** BEGIN Records supplied **
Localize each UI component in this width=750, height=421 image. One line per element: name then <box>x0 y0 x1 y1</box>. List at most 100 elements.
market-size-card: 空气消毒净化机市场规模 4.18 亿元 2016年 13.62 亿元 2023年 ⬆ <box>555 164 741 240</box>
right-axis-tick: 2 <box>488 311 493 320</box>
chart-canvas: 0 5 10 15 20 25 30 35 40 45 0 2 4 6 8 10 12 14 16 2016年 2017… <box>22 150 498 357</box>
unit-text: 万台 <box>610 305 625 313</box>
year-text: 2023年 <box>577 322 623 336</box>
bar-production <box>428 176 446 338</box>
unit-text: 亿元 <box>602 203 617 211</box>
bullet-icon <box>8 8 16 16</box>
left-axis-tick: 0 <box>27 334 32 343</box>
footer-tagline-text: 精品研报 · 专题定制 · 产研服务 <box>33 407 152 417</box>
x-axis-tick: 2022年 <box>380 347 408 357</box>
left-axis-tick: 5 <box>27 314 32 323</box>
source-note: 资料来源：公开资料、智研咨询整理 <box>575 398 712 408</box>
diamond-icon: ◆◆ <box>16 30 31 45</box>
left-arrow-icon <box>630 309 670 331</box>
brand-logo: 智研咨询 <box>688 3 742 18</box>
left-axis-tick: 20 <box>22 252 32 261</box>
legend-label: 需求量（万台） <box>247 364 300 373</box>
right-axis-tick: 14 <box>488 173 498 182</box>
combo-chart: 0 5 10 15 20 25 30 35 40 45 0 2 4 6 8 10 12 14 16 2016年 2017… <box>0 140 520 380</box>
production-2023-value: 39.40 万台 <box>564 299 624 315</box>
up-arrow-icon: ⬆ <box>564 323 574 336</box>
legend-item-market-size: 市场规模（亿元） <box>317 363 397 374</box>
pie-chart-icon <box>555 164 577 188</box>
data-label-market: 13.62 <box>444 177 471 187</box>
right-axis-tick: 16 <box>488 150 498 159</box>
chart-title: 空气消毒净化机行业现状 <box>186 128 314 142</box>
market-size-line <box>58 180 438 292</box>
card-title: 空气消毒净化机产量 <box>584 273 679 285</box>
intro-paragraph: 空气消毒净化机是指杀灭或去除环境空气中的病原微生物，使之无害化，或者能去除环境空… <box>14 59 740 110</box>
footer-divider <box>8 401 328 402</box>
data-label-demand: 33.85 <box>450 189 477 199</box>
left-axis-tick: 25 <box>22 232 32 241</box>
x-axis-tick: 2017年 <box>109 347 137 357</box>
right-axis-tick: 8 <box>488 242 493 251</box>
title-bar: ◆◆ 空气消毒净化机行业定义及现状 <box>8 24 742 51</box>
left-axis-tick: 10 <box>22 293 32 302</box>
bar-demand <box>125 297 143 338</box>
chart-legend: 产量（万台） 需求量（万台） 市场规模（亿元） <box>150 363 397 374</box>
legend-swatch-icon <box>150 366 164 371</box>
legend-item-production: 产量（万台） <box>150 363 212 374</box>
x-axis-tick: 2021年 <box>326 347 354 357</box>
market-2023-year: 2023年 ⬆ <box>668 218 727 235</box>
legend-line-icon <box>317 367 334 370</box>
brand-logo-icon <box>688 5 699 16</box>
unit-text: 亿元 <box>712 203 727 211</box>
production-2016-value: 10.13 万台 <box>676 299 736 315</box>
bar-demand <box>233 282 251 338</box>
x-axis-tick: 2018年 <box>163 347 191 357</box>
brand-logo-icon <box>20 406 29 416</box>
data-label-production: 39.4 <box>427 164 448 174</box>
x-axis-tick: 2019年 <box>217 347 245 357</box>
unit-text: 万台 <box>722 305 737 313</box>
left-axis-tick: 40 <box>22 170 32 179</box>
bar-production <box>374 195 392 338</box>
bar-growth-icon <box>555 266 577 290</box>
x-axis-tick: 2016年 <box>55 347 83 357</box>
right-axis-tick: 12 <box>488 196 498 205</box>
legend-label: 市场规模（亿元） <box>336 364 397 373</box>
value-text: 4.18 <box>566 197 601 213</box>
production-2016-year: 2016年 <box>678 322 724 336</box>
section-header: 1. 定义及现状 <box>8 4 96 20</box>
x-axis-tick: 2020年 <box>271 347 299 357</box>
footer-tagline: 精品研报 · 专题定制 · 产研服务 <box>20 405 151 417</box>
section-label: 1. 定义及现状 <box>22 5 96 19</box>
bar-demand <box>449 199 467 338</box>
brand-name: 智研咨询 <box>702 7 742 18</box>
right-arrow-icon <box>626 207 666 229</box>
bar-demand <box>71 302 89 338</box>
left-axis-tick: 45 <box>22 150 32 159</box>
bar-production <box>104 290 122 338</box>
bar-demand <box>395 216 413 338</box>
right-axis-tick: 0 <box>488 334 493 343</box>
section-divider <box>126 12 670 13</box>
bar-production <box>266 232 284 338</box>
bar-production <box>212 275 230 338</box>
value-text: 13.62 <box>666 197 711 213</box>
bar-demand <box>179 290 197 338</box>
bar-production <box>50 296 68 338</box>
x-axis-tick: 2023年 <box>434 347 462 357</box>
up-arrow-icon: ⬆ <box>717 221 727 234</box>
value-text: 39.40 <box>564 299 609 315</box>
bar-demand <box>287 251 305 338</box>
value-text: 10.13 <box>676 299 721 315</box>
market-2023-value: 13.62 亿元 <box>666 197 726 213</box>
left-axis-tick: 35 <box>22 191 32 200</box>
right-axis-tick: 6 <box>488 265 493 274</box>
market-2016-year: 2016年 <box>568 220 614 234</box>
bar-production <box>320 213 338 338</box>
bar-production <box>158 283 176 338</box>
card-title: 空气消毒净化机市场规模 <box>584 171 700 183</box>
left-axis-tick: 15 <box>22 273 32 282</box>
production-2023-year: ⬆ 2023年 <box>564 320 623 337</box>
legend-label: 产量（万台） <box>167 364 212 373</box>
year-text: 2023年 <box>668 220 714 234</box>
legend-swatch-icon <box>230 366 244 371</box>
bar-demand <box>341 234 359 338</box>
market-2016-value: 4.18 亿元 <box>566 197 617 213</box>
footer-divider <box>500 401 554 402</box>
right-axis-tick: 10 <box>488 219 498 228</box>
** END Records supplied **
**Short problem**: Rewrite the records above, substituting "visual element" for every occurrence of "UI component" and leaving all other text unchanged.

**Solved problem**:
Localize each visual element in this width=750, height=421 image. One line per element: name then <box>x0 y0 x1 y1</box>. List at most 100 elements.
market-size-card: 空气消毒净化机市场规模 4.18 亿元 2016年 13.62 亿元 2023年 ⬆ <box>555 164 741 240</box>
right-axis-tick: 2 <box>488 311 493 320</box>
chart-canvas: 0 5 10 15 20 25 30 35 40 45 0 2 4 6 8 10 12 14 16 2016年 2017… <box>22 150 498 357</box>
unit-text: 万台 <box>610 305 625 313</box>
year-text: 2023年 <box>577 322 623 336</box>
bar-production <box>428 176 446 338</box>
unit-text: 亿元 <box>602 203 617 211</box>
bullet-icon <box>8 8 16 16</box>
left-axis-tick: 0 <box>27 334 32 343</box>
footer-tagline-text: 精品研报 · 专题定制 · 产研服务 <box>33 407 152 417</box>
x-axis-tick: 2022年 <box>380 347 408 357</box>
left-axis-tick: 5 <box>27 314 32 323</box>
source-note: 资料来源：公开资料、智研咨询整理 <box>575 398 712 408</box>
diamond-icon: ◆◆ <box>16 30 31 45</box>
left-arrow-icon <box>630 309 670 331</box>
brand-logo: 智研咨询 <box>688 3 742 18</box>
left-axis-tick: 20 <box>22 252 32 261</box>
legend-label: 需求量（万台） <box>247 364 300 373</box>
right-axis-tick: 14 <box>488 173 498 182</box>
combo-chart: 0 5 10 15 20 25 30 35 40 45 0 2 4 6 8 10 12 14 16 2016年 2017… <box>0 140 520 380</box>
production-2023-value: 39.40 万台 <box>564 299 624 315</box>
up-arrow-icon: ⬆ <box>564 323 574 336</box>
legend-item-market-size: 市场规模（亿元） <box>317 363 397 374</box>
pie-chart-icon <box>555 164 577 188</box>
data-label-market: 13.62 <box>444 177 471 187</box>
right-axis-tick: 16 <box>488 150 498 159</box>
chart-title: 空气消毒净化机行业现状 <box>186 128 314 142</box>
market-size-line <box>58 180 438 292</box>
card-title: 空气消毒净化机产量 <box>584 273 679 285</box>
intro-paragraph: 空气消毒净化机是指杀灭或去除环境空气中的病原微生物，使之无害化，或者能去除环境空… <box>14 59 740 110</box>
footer-divider <box>8 401 328 402</box>
data-label-demand: 33.85 <box>450 189 477 199</box>
left-axis-tick: 25 <box>22 232 32 241</box>
x-axis-tick: 2017年 <box>109 347 137 357</box>
right-axis-tick: 8 <box>488 242 493 251</box>
title-bar: ◆◆ 空气消毒净化机行业定义及现状 <box>8 24 742 51</box>
left-axis-tick: 10 <box>22 293 32 302</box>
bar-demand <box>125 297 143 338</box>
chart-legend: 产量（万台） 需求量（万台） 市场规模（亿元） <box>150 363 397 374</box>
legend-swatch-icon <box>150 366 164 371</box>
legend-item-production: 产量（万台） <box>150 363 212 374</box>
x-axis-tick: 2021年 <box>326 347 354 357</box>
market-2023-year: 2023年 ⬆ <box>668 218 727 235</box>
legend-line-icon <box>317 367 334 370</box>
brand-logo-icon <box>688 5 699 16</box>
unit-text: 亿元 <box>712 203 727 211</box>
production-2016-value: 10.13 万台 <box>676 299 736 315</box>
bar-demand <box>233 282 251 338</box>
x-axis-tick: 2018年 <box>163 347 191 357</box>
brand-logo-icon <box>20 406 29 416</box>
data-label-production: 39.4 <box>427 164 448 174</box>
x-axis-tick: 2019年 <box>217 347 245 357</box>
unit-text: 万台 <box>722 305 737 313</box>
left-axis-tick: 40 <box>22 170 32 179</box>
bar-production <box>374 195 392 338</box>
bar-growth-icon <box>555 266 577 290</box>
x-axis-tick: 2016年 <box>55 347 83 357</box>
right-axis-tick: 12 <box>488 196 498 205</box>
legend-label: 市场规模（亿元） <box>336 364 397 373</box>
value-text: 4.18 <box>566 197 601 213</box>
production-2016-year: 2016年 <box>678 322 724 336</box>
section-header: 1. 定义及现状 <box>8 4 96 20</box>
x-axis-tick: 2020年 <box>271 347 299 357</box>
footer-tagline: 精品研报 · 专题定制 · 产研服务 <box>20 405 151 417</box>
section-label: 1. 定义及现状 <box>22 5 96 19</box>
bar-demand <box>449 199 467 338</box>
brand-name: 智研咨询 <box>702 7 742 18</box>
right-arrow-icon <box>626 207 666 229</box>
bar-demand <box>71 302 89 338</box>
left-axis-tick: 45 <box>22 150 32 159</box>
bar-production <box>104 290 122 338</box>
bar-demand <box>395 216 413 338</box>
right-axis-tick: 0 <box>488 334 493 343</box>
section-divider <box>126 12 670 13</box>
bar-production <box>266 232 284 338</box>
bar-production <box>212 275 230 338</box>
value-text: 13.62 <box>666 197 711 213</box>
bar-demand <box>179 290 197 338</box>
bar-production <box>50 296 68 338</box>
x-axis-tick: 2023年 <box>434 347 462 357</box>
up-arrow-icon: ⬆ <box>717 221 727 234</box>
value-text: 39.40 <box>564 299 609 315</box>
bar-demand <box>287 251 305 338</box>
value-text: 10.13 <box>676 299 721 315</box>
market-2023-value: 13.62 亿元 <box>666 197 726 213</box>
left-axis-tick: 35 <box>22 191 32 200</box>
right-axis-tick: 6 <box>488 265 493 274</box>
market-2016-year: 2016年 <box>568 220 614 234</box>
bar-production <box>320 213 338 338</box>
bar-production <box>158 283 176 338</box>
card-title: 空气消毒净化机市场规模 <box>584 171 700 183</box>
left-axis-tick: 15 <box>22 273 32 282</box>
production-2023-year: ⬆ 2023年 <box>564 320 623 337</box>
legend-label: 产量（万台） <box>167 364 212 373</box>
year-text: 2023年 <box>668 220 714 234</box>
legend-swatch-icon <box>230 366 244 371</box>
bar-demand <box>341 234 359 338</box>
market-2016-value: 4.18 亿元 <box>566 197 617 213</box>
footer-divider <box>500 401 554 402</box>
right-axis-tick: 10 <box>488 219 498 228</box>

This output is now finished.